:: Required work ::
Only the number is wanted: how many lines contain the string "Suryavanshi"?

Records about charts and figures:

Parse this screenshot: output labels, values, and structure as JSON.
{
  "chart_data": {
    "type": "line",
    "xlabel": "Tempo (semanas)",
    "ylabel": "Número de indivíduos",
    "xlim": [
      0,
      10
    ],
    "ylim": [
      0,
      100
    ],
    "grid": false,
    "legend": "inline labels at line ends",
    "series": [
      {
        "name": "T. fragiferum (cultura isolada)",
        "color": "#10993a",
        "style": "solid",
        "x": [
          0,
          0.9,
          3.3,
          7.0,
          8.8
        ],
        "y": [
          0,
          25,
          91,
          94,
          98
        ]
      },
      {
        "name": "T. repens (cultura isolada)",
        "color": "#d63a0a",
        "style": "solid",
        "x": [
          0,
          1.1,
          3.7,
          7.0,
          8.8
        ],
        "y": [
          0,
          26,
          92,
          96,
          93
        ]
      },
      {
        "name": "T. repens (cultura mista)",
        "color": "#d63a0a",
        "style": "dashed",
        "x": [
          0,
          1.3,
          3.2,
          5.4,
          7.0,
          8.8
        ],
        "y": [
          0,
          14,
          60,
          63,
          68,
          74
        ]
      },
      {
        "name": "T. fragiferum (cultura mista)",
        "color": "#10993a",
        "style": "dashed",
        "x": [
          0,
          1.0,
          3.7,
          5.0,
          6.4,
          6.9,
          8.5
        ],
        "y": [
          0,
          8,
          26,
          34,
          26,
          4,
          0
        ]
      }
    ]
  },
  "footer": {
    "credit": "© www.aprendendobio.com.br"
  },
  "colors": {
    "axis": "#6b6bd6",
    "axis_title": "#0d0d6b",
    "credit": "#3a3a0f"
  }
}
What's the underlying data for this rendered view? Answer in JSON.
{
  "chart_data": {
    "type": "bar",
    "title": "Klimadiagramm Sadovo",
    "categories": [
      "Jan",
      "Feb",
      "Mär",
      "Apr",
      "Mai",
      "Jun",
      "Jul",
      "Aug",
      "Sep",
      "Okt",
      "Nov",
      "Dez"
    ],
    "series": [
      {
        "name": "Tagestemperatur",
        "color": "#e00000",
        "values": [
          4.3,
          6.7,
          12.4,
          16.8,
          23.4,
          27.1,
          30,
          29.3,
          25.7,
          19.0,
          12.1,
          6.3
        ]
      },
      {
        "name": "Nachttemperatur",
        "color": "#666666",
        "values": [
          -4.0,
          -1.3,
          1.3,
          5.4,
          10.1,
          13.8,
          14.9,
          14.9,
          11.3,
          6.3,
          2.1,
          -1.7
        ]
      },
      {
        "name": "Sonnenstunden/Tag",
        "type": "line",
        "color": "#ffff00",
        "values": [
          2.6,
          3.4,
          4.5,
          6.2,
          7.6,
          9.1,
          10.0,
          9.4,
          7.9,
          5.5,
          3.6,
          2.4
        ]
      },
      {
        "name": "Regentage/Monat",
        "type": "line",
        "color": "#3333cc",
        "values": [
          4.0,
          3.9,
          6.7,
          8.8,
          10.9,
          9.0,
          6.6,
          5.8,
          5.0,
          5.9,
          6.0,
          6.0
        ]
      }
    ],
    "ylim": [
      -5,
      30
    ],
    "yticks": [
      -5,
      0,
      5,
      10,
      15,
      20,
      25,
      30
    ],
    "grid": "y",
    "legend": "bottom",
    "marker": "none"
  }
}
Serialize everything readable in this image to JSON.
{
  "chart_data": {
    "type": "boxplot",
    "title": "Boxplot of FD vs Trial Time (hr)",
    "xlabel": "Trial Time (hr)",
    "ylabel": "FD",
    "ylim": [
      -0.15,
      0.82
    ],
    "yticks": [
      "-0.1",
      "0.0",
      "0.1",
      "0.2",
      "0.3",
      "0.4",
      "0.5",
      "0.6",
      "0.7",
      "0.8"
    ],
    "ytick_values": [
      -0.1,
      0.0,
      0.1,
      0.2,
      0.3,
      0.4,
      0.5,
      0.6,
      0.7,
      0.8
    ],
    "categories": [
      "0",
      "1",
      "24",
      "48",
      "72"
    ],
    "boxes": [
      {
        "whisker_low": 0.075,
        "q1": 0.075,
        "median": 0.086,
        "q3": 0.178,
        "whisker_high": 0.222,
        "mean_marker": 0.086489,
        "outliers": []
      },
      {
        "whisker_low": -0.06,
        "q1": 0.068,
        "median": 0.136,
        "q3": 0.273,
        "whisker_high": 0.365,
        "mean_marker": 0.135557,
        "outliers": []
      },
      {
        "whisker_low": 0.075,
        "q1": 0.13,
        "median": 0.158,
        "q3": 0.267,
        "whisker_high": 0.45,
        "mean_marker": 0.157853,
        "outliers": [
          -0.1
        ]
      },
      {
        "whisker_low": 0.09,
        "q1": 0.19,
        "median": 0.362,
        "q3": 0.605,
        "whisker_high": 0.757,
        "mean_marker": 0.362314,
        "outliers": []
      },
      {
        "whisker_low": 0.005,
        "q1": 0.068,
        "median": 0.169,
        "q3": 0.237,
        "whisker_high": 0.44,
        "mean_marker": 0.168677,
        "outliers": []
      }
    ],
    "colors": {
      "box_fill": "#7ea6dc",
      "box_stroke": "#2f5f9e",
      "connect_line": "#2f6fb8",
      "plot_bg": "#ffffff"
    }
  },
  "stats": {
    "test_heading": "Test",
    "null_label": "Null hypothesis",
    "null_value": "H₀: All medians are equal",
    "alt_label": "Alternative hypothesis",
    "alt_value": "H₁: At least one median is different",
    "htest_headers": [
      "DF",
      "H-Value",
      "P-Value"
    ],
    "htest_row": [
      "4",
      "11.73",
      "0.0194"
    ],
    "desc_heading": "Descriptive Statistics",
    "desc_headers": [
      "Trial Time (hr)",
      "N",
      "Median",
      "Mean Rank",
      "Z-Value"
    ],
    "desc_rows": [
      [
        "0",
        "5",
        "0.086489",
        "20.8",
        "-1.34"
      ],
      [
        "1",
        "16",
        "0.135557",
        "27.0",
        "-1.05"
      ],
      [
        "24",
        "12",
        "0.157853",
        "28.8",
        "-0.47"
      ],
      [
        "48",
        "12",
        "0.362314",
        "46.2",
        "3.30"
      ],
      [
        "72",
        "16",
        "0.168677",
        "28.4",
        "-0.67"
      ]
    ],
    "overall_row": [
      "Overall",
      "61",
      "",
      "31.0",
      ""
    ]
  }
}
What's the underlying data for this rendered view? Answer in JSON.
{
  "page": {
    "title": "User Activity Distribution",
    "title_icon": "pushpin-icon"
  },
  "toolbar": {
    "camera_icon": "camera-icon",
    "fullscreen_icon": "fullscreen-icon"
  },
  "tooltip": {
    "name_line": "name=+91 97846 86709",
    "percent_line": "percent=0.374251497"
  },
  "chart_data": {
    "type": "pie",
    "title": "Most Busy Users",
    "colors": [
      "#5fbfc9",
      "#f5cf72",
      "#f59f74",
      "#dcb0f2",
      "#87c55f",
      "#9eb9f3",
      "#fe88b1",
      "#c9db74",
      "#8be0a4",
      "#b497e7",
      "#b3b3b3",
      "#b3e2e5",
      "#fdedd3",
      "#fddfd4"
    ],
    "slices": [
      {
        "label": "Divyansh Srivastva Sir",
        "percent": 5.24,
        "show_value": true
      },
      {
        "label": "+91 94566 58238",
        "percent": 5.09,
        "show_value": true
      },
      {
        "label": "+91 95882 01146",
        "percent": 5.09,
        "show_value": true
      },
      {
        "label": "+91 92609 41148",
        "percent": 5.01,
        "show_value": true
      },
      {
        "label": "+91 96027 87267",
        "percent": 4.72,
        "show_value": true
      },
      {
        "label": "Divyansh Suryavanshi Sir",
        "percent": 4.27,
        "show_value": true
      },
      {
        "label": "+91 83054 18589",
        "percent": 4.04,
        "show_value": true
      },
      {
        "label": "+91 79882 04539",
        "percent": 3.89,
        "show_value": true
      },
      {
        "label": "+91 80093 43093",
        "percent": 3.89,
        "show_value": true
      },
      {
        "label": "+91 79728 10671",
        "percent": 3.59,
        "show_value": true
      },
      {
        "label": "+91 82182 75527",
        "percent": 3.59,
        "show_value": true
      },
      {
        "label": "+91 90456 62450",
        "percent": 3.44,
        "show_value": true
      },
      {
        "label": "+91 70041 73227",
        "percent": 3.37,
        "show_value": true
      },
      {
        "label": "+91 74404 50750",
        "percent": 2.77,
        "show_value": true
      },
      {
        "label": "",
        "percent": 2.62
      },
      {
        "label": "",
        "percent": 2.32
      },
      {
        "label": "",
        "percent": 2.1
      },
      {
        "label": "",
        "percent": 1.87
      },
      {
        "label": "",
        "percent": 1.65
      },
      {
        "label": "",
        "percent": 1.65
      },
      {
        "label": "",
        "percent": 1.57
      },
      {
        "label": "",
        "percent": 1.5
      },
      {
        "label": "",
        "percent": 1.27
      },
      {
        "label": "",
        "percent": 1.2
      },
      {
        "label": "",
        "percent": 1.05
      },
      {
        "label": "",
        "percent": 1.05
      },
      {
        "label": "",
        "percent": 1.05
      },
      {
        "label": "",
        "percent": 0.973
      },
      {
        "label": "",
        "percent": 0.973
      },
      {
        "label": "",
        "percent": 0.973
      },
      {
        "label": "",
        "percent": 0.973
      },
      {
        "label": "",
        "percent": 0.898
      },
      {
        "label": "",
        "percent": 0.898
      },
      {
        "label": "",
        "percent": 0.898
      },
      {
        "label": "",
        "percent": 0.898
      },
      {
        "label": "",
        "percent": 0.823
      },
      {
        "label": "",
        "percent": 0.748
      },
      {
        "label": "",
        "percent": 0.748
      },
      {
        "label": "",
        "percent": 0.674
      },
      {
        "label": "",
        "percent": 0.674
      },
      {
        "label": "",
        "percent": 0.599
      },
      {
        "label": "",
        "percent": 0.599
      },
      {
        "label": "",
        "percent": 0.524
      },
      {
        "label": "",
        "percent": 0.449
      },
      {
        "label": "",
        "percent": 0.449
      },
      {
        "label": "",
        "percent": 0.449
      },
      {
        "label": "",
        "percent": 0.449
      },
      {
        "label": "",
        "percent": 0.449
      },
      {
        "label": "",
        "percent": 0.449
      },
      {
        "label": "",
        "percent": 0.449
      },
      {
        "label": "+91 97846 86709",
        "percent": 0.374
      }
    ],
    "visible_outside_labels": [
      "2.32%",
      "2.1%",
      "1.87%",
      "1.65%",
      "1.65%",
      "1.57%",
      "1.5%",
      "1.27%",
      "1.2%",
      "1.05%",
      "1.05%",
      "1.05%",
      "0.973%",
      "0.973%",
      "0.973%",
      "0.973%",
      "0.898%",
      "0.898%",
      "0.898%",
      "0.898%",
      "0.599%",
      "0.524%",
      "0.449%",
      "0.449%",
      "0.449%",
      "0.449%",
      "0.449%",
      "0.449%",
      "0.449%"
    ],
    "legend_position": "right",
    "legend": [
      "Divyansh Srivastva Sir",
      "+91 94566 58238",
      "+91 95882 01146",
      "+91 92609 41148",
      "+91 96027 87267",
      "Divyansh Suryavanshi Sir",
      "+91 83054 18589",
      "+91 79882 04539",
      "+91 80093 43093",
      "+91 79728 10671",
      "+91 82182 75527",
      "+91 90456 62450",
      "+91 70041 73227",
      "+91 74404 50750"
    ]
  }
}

:: Solution to the exercise ::
2